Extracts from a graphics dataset

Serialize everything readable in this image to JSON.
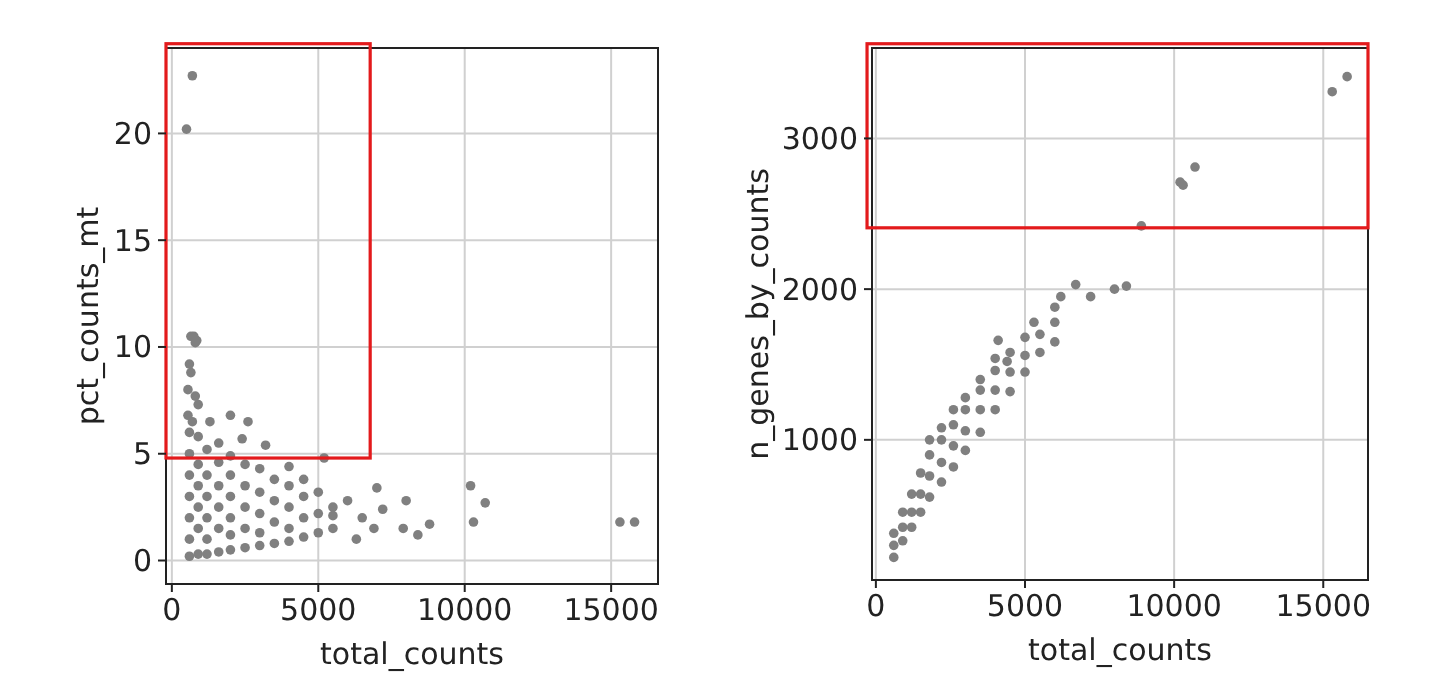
{
  "chart_data": [
    {
      "type": "scatter",
      "xlabel": "total_counts",
      "ylabel": "pct_counts_mt",
      "xlim": [
        -200,
        16600
      ],
      "ylim": [
        -1.1,
        24
      ],
      "xticks": [
        0,
        5000,
        10000,
        15000
      ],
      "yticks": [
        0,
        5,
        10,
        15,
        20
      ],
      "grid": true,
      "marker": "circle",
      "series": [
        {
          "color": "#808080",
          "x": [
            700,
            500,
            650,
            750,
            850,
            800,
            600,
            650,
            550,
            800,
            900,
            550,
            700,
            2000,
            2600,
            1300,
            3200,
            2400,
            5200,
            4000,
            5500,
            6000,
            6500,
            7000,
            7200,
            6900,
            6300,
            7900,
            8000,
            8400,
            8800,
            10200,
            10300,
            10700,
            15300,
            15800,
            600,
            600,
            600,
            600,
            600,
            600,
            600,
            900,
            900,
            900,
            900,
            900,
            900,
            1200,
            1200,
            1200,
            1200,
            1200,
            1200,
            1600,
            1600,
            1600,
            1600,
            1600,
            1600,
            2000,
            2000,
            2000,
            2000,
            2000,
            2000,
            2500,
            2500,
            2500,
            2500,
            2500,
            3000,
            3000,
            3000,
            3000,
            3000,
            3500,
            3500,
            3500,
            3500,
            4000,
            4000,
            4000,
            4000,
            4500,
            4500,
            4500,
            4500,
            5000,
            5000,
            5000,
            5500,
            5500
          ],
          "values": [
            22.7,
            20.2,
            10.5,
            10.5,
            10.3,
            10.2,
            9.2,
            8.8,
            8.0,
            7.7,
            7.3,
            6.8,
            6.5,
            6.8,
            6.5,
            6.5,
            5.4,
            5.7,
            4.8,
            4.4,
            2.5,
            2.8,
            2.0,
            3.4,
            2.4,
            1.5,
            1.0,
            1.5,
            2.8,
            1.2,
            1.7,
            3.5,
            1.8,
            2.7,
            1.8,
            1.8,
            0.2,
            1,
            2,
            3,
            4,
            5,
            6,
            0.3,
            1.5,
            2.5,
            3.5,
            4.5,
            5.8,
            0.3,
            1,
            2,
            3,
            4,
            5.2,
            0.4,
            1.5,
            2.5,
            3.5,
            4.6,
            5.5,
            0.5,
            1.2,
            2,
            3,
            4,
            4.9,
            0.6,
            1.5,
            2.5,
            3.5,
            4.5,
            0.7,
            1.3,
            2.2,
            3.2,
            4.3,
            0.8,
            1.8,
            2.8,
            3.8,
            0.9,
            1.5,
            2.5,
            3.5,
            1.1,
            2,
            3,
            3.8,
            1.3,
            2.2,
            3.2,
            1.5,
            2.1
          ]
        }
      ]
    },
    {
      "type": "scatter",
      "xlabel": "total_counts",
      "ylabel": "n_genes_by_counts",
      "xlim": [
        -130,
        16500
      ],
      "ylim": [
        70,
        3600
      ],
      "xticks": [
        0,
        5000,
        10000,
        15000
      ],
      "yticks": [
        1000,
        2000,
        3000
      ],
      "grid": true,
      "marker": "circle",
      "series": [
        {
          "color": "#808080",
          "x": [
            8000,
            8400,
            8900,
            10200,
            10300,
            10700,
            15300,
            15800,
            6700,
            6200,
            7200,
            5300,
            4100,
            4400,
            600,
            600,
            600,
            900,
            900,
            900,
            1200,
            1200,
            1200,
            1500,
            1500,
            1500,
            1800,
            1800,
            1800,
            1800,
            2200,
            2200,
            2200,
            2200,
            2600,
            2600,
            2600,
            2600,
            3000,
            3000,
            3000,
            3000,
            3500,
            3500,
            3500,
            3500,
            4000,
            4000,
            4000,
            4000,
            4500,
            4500,
            4500,
            5000,
            5000,
            5000,
            5500,
            5500,
            6000,
            6000,
            6000
          ],
          "values": [
            2000,
            2020,
            2420,
            2710,
            2690,
            2810,
            3310,
            3410,
            2030,
            1950,
            1950,
            1780,
            1660,
            1520,
            220,
            300,
            380,
            330,
            420,
            520,
            420,
            520,
            640,
            520,
            640,
            780,
            620,
            760,
            900,
            1000,
            720,
            850,
            1000,
            1080,
            820,
            960,
            1100,
            1200,
            930,
            1060,
            1200,
            1280,
            1050,
            1200,
            1330,
            1400,
            1200,
            1330,
            1460,
            1540,
            1320,
            1450,
            1580,
            1450,
            1560,
            1680,
            1580,
            1700,
            1650,
            1780,
            1880
          ]
        }
      ]
    }
  ]
}
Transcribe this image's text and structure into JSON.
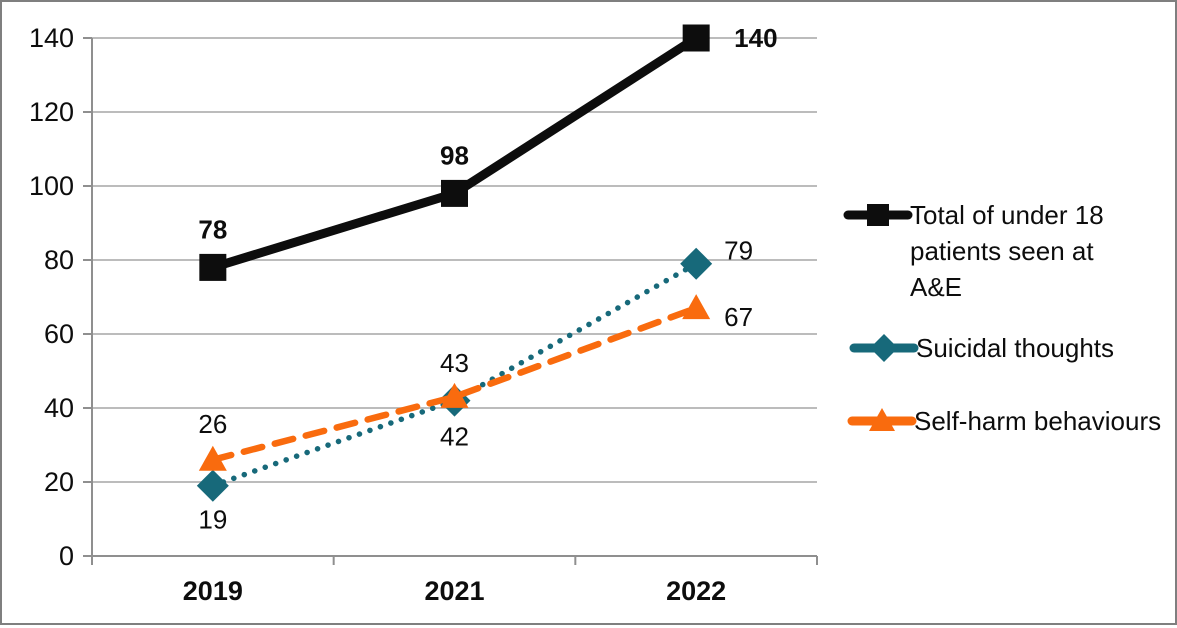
{
  "chart_data": {
    "type": "line",
    "title": "",
    "xlabel": "",
    "ylabel": "",
    "categories": [
      "2019",
      "2021",
      "2022"
    ],
    "series": [
      {
        "name": "Total of under 18 patients seen at A&E",
        "name_lines": [
          "Total of under 18",
          "patients seen at",
          "A&E"
        ],
        "values": [
          78,
          98,
          140
        ],
        "data_labels": [
          "78",
          "98",
          "140"
        ],
        "color": "#0d0d0d",
        "line_style": "solid",
        "marker": "square",
        "labels_bold": true
      },
      {
        "name": "Suicidal thoughts",
        "name_lines": [
          "Suicidal thoughts"
        ],
        "values": [
          19,
          42,
          79
        ],
        "data_labels": [
          "19",
          "42",
          "79"
        ],
        "color": "#17697A",
        "line_style": "dotted",
        "marker": "diamond",
        "labels_bold": false
      },
      {
        "name": "Self-harm behaviours",
        "name_lines": [
          "Self-harm behaviours"
        ],
        "values": [
          26,
          43,
          67
        ],
        "data_labels": [
          "26",
          "43",
          "67"
        ],
        "color": "#F96B0E",
        "line_style": "dashed",
        "marker": "triangle",
        "labels_bold": false
      }
    ],
    "ylim": [
      0,
      140
    ],
    "ytick_step": 20,
    "ytick_labels": [
      "0",
      "20",
      "40",
      "60",
      "80",
      "100",
      "120",
      "140"
    ],
    "grid": true,
    "legend_position": "right",
    "colors": {
      "gridline": "#A6A6A6",
      "axis": "#8f8f8f",
      "text": "#0d0d0d",
      "frame_border": "#7f7f7f",
      "background": "#ffffff"
    }
  }
}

## [Aim of the task]
If a line of the data contains "thoughts", it counts; report the number of such lines and nothing else.

## [Exercise output]
2